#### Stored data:
--------------------------------

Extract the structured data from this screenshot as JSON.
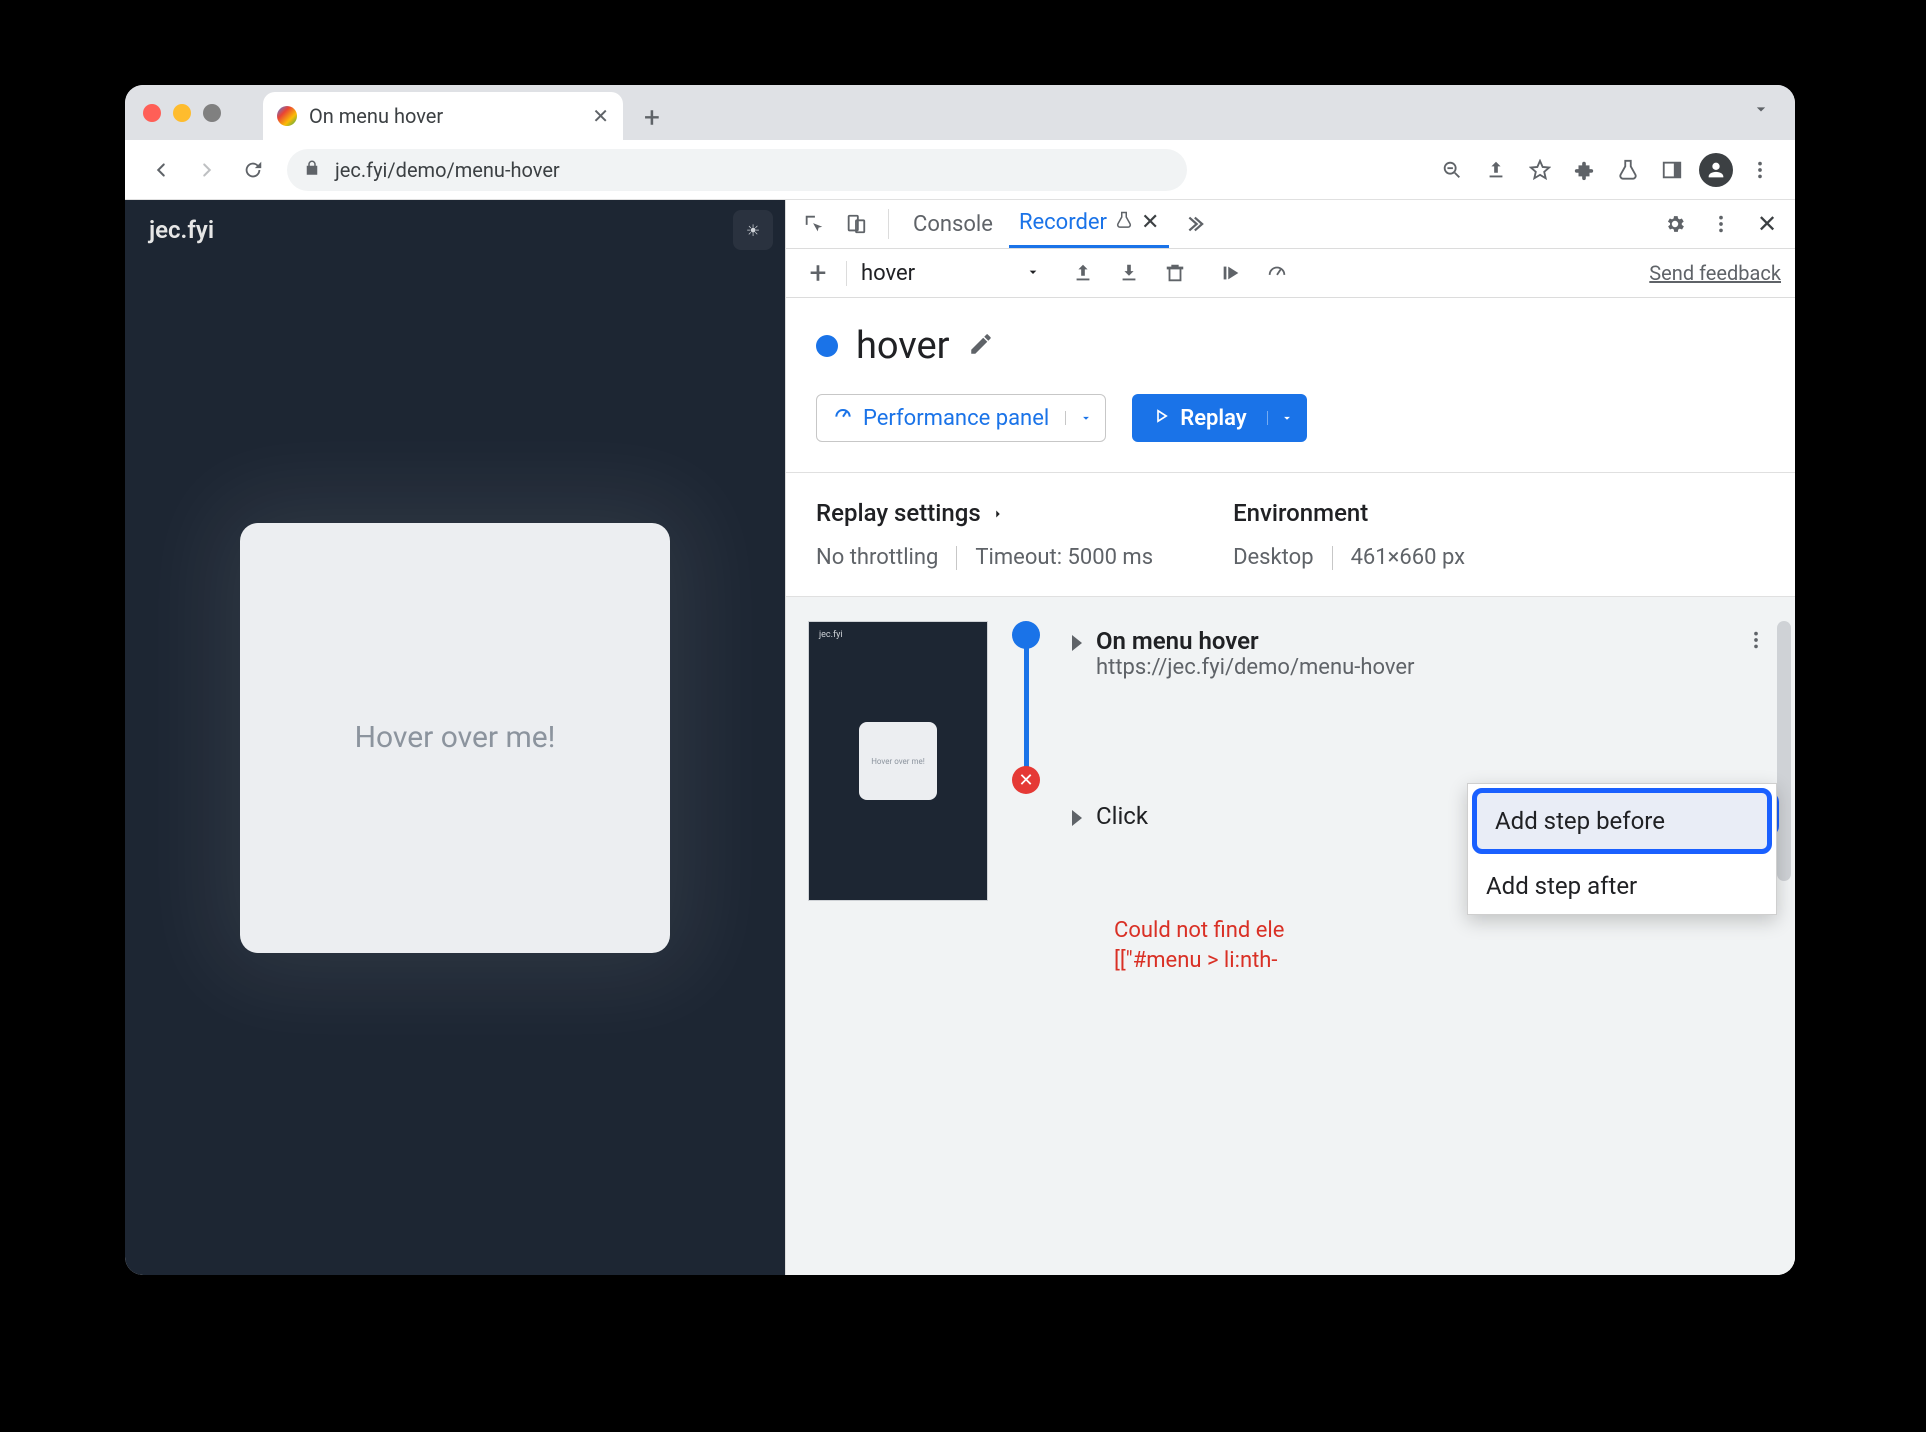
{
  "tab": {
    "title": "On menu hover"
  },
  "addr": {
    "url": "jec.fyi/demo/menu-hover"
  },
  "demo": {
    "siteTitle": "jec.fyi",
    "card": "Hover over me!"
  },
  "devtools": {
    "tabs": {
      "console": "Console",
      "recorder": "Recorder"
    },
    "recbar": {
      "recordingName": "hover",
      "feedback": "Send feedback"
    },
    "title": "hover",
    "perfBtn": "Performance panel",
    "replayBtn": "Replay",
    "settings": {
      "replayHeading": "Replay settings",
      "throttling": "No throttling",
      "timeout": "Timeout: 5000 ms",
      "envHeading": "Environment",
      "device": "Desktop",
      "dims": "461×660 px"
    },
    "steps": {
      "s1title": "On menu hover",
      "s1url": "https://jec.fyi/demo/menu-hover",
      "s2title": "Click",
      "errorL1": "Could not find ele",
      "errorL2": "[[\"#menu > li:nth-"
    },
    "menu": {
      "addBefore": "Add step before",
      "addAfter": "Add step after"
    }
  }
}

--------------------------------

#### Written request:
Except for the pictures, give all the material above again verbatim.

#### Finished exercise:
Extract the structured data from this screenshot as JSON.
{
  "tab": {
    "title": "On menu hover"
  },
  "addr": {
    "url": "jec.fyi/demo/menu-hover"
  },
  "demo": {
    "siteTitle": "jec.fyi",
    "card": "Hover over me!"
  },
  "devtools": {
    "tabs": {
      "console": "Console",
      "recorder": "Recorder"
    },
    "recbar": {
      "recordingName": "hover",
      "feedback": "Send feedback"
    },
    "title": "hover",
    "perfBtn": "Performance panel",
    "replayBtn": "Replay",
    "settings": {
      "replayHeading": "Replay settings",
      "throttling": "No throttling",
      "timeout": "Timeout: 5000 ms",
      "envHeading": "Environment",
      "device": "Desktop",
      "dims": "461×660 px"
    },
    "steps": {
      "s1title": "On menu hover",
      "s1url": "https://jec.fyi/demo/menu-hover",
      "s2title": "Click",
      "errorL1": "Could not find ele",
      "errorL2": "[[\"#menu > li:nth-"
    },
    "menu": {
      "addBefore": "Add step before",
      "addAfter": "Add step after"
    }
  }
}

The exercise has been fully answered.